Dataset items:

**********

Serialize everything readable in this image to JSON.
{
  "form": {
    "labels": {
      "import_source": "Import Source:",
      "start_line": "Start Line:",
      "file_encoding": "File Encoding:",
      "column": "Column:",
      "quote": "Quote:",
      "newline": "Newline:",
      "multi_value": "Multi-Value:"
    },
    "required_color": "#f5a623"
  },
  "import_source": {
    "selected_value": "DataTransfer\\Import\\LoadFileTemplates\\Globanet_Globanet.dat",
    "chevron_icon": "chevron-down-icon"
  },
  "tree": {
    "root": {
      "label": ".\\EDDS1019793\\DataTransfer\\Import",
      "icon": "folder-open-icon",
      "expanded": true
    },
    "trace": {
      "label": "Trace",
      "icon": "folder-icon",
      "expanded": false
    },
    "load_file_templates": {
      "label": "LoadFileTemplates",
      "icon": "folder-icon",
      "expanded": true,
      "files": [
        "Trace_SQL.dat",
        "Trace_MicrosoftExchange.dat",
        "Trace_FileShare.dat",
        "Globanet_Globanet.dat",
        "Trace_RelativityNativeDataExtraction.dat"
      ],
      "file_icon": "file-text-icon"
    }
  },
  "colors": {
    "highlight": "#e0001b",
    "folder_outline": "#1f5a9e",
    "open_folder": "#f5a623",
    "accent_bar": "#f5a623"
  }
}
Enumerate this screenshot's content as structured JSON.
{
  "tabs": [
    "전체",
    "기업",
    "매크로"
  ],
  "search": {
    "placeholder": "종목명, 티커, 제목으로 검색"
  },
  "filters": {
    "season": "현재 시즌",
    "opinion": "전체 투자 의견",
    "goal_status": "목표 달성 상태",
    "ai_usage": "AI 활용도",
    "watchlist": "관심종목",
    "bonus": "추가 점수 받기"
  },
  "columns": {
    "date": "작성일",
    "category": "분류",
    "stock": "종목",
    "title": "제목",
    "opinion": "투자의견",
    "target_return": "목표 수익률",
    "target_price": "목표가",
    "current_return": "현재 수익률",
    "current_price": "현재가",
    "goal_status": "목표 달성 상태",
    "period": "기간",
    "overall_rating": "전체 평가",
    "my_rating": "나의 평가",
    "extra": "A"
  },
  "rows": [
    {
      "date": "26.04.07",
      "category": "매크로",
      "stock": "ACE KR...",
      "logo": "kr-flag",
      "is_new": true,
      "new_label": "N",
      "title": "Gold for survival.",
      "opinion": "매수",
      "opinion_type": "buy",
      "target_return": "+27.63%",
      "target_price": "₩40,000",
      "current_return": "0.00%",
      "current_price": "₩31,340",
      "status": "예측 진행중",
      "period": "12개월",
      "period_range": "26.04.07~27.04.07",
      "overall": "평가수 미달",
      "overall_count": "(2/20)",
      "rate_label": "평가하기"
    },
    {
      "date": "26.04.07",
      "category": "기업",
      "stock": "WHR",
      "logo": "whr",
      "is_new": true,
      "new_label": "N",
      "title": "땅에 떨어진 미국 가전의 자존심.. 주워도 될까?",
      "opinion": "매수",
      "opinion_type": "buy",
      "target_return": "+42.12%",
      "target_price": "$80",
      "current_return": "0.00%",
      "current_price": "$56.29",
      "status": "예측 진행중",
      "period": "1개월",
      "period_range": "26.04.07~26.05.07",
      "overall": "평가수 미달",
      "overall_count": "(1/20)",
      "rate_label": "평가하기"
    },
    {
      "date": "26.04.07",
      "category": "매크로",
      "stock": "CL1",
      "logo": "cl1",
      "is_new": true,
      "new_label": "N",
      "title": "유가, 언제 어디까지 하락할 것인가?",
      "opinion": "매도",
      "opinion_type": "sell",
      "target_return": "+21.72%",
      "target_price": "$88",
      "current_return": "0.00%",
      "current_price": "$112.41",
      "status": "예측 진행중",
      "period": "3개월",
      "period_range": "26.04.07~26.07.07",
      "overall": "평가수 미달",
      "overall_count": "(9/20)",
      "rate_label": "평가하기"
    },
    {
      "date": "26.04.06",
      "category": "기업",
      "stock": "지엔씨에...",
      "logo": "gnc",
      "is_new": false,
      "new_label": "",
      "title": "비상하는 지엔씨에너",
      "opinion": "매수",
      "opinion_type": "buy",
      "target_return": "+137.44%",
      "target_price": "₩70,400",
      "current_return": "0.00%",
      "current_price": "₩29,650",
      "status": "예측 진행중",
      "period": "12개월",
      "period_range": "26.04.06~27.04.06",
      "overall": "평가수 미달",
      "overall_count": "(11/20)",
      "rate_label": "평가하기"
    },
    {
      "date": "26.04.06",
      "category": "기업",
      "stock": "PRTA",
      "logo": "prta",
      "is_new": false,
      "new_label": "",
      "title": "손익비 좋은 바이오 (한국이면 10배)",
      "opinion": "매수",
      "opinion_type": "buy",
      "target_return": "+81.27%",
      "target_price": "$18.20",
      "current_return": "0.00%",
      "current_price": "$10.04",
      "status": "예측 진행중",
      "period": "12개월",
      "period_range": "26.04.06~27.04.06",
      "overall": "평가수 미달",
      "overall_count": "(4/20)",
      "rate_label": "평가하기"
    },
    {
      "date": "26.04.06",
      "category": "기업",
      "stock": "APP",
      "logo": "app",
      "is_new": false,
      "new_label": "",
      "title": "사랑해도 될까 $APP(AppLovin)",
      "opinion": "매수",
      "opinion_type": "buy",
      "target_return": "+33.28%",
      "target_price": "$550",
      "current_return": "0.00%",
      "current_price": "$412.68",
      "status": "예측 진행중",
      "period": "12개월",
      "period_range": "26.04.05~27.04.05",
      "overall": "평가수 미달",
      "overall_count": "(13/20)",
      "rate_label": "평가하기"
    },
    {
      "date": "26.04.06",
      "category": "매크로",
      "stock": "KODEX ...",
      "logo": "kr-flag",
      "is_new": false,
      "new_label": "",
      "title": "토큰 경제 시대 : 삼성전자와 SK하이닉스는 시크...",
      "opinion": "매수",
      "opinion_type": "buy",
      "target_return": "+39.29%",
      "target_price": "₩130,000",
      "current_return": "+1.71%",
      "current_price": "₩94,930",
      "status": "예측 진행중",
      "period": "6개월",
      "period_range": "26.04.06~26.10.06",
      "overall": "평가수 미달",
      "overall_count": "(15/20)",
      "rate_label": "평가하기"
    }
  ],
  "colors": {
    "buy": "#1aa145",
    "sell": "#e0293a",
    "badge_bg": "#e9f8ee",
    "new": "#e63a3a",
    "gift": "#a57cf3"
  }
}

**********

» Task prompt
Retype all of the material above with every character intact.

» The response
Serialize everything readable in this image to JSON.
{
  "form": {
    "labels": {
      "import_source": "Import Source:",
      "start_line": "Start Line:",
      "file_encoding": "File Encoding:",
      "column": "Column:",
      "quote": "Quote:",
      "newline": "Newline:",
      "multi_value": "Multi-Value:"
    },
    "required_color": "#f5a623"
  },
  "import_source": {
    "selected_value": "DataTransfer\\Import\\LoadFileTemplates\\Globanet_Globanet.dat",
    "chevron_icon": "chevron-down-icon"
  },
  "tree": {
    "root": {
      "label": ".\\EDDS1019793\\DataTransfer\\Import",
      "icon": "folder-open-icon",
      "expanded": true
    },
    "trace": {
      "label": "Trace",
      "icon": "folder-icon",
      "expanded": false
    },
    "load_file_templates": {
      "label": "LoadFileTemplates",
      "icon": "folder-icon",
      "expanded": true,
      "files": [
        "Trace_SQL.dat",
        "Trace_MicrosoftExchange.dat",
        "Trace_FileShare.dat",
        "Globanet_Globanet.dat",
        "Trace_RelativityNativeDataExtraction.dat"
      ],
      "file_icon": "file-text-icon"
    }
  },
  "colors": {
    "highlight": "#e0001b",
    "folder_outline": "#1f5a9e",
    "open_folder": "#f5a623",
    "accent_bar": "#f5a623"
  }
}
Enumerate this screenshot's content as structured JSON.
{
  "tabs": [
    "전체",
    "기업",
    "매크로"
  ],
  "search": {
    "placeholder": "종목명, 티커, 제목으로 검색"
  },
  "filters": {
    "season": "현재 시즌",
    "opinion": "전체 투자 의견",
    "goal_status": "목표 달성 상태",
    "ai_usage": "AI 활용도",
    "watchlist": "관심종목",
    "bonus": "추가 점수 받기"
  },
  "columns": {
    "date": "작성일",
    "category": "분류",
    "stock": "종목",
    "title": "제목",
    "opinion": "투자의견",
    "target_return": "목표 수익률",
    "target_price": "목표가",
    "current_return": "현재 수익률",
    "current_price": "현재가",
    "goal_status": "목표 달성 상태",
    "period": "기간",
    "overall_rating": "전체 평가",
    "my_rating": "나의 평가",
    "extra": "A"
  },
  "rows": [
    {
      "date": "26.04.07",
      "category": "매크로",
      "stock": "ACE KR...",
      "logo": "kr-flag",
      "is_new": true,
      "new_label": "N",
      "title": "Gold for survival.",
      "opinion": "매수",
      "opinion_type": "buy",
      "target_return": "+27.63%",
      "target_price": "₩40,000",
      "current_return": "0.00%",
      "current_price": "₩31,340",
      "status": "예측 진행중",
      "period": "12개월",
      "period_range": "26.04.07~27.04.07",
      "overall": "평가수 미달",
      "overall_count": "(2/20)",
      "rate_label": "평가하기"
    },
    {
      "date": "26.04.07",
      "category": "기업",
      "stock": "WHR",
      "logo": "whr",
      "is_new": true,
      "new_label": "N",
      "title": "땅에 떨어진 미국 가전의 자존심.. 주워도 될까?",
      "opinion": "매수",
      "opinion_type": "buy",
      "target_return": "+42.12%",
      "target_price": "$80",
      "current_return": "0.00%",
      "current_price": "$56.29",
      "status": "예측 진행중",
      "period": "1개월",
      "period_range": "26.04.07~26.05.07",
      "overall": "평가수 미달",
      "overall_count": "(1/20)",
      "rate_label": "평가하기"
    },
    {
      "date": "26.04.07",
      "category": "매크로",
      "stock": "CL1",
      "logo": "cl1",
      "is_new": true,
      "new_label": "N",
      "title": "유가, 언제 어디까지 하락할 것인가?",
      "opinion": "매도",
      "opinion_type": "sell",
      "target_return": "+21.72%",
      "target_price": "$88",
      "current_return": "0.00%",
      "current_price": "$112.41",
      "status": "예측 진행중",
      "period": "3개월",
      "period_range": "26.04.07~26.07.07",
      "overall": "평가수 미달",
      "overall_count": "(9/20)",
      "rate_label": "평가하기"
    },
    {
      "date": "26.04.06",
      "category": "기업",
      "stock": "지엔씨에...",
      "logo": "gnc",
      "is_new": false,
      "new_label": "",
      "title": "비상하는 지엔씨에너",
      "opinion": "매수",
      "opinion_type": "buy",
      "target_return": "+137.44%",
      "target_price": "₩70,400",
      "current_return": "0.00%",
      "current_price": "₩29,650",
      "status": "예측 진행중",
      "period": "12개월",
      "period_range": "26.04.06~27.04.06",
      "overall": "평가수 미달",
      "overall_count": "(11/20)",
      "rate_label": "평가하기"
    },
    {
      "date": "26.04.06",
      "category": "기업",
      "stock": "PRTA",
      "logo": "prta",
      "is_new": false,
      "new_label": "",
      "title": "손익비 좋은 바이오 (한국이면 10배)",
      "opinion": "매수",
      "opinion_type": "buy",
      "target_return": "+81.27%",
      "target_price": "$18.20",
      "current_return": "0.00%",
      "current_price": "$10.04",
      "status": "예측 진행중",
      "period": "12개월",
      "period_range": "26.04.06~27.04.06",
      "overall": "평가수 미달",
      "overall_count": "(4/20)",
      "rate_label": "평가하기"
    },
    {
      "date": "26.04.06",
      "category": "기업",
      "stock": "APP",
      "logo": "app",
      "is_new": false,
      "new_label": "",
      "title": "사랑해도 될까 $APP(AppLovin)",
      "opinion": "매수",
      "opinion_type": "buy",
      "target_return": "+33.28%",
      "target_price": "$550",
      "current_return": "0.00%",
      "current_price": "$412.68",
      "status": "예측 진행중",
      "period": "12개월",
      "period_range": "26.04.05~27.04.05",
      "overall": "평가수 미달",
      "overall_count": "(13/20)",
      "rate_label": "평가하기"
    },
    {
      "date": "26.04.06",
      "category": "매크로",
      "stock": "KODEX ...",
      "logo": "kr-flag",
      "is_new": false,
      "new_label": "",
      "title": "토큰 경제 시대 : 삼성전자와 SK하이닉스는 시크...",
      "opinion": "매수",
      "opinion_type": "buy",
      "target_return": "+39.29%",
      "target_price": "₩130,000",
      "current_return": "+1.71%",
      "current_price": "₩94,930",
      "status": "예측 진행중",
      "period": "6개월",
      "period_range": "26.04.06~26.10.06",
      "overall": "평가수 미달",
      "overall_count": "(15/20)",
      "rate_label": "평가하기"
    }
  ],
  "colors": {
    "buy": "#1aa145",
    "sell": "#e0293a",
    "badge_bg": "#e9f8ee",
    "new": "#e63a3a",
    "gift": "#a57cf3"
  }
}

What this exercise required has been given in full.